■ **Directions**
Check each line of the data below for the word "Cantidad", then extract the ones that have it.

■ **Task data**

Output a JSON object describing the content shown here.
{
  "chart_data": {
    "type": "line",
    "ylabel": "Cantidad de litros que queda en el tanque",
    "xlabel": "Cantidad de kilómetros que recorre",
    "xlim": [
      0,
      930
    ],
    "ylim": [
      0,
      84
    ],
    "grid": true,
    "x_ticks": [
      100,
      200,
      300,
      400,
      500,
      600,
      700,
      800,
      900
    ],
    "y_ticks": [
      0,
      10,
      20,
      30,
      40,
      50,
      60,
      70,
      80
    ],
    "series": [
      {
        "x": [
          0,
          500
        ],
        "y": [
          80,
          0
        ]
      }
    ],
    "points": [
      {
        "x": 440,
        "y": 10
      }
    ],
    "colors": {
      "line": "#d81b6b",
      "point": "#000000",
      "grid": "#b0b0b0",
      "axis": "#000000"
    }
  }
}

■ **The output**
    "ylabel": "Cantidad de litros que queda en el tanque",
    "xlabel": "Cantidad de kilómetros que recorre",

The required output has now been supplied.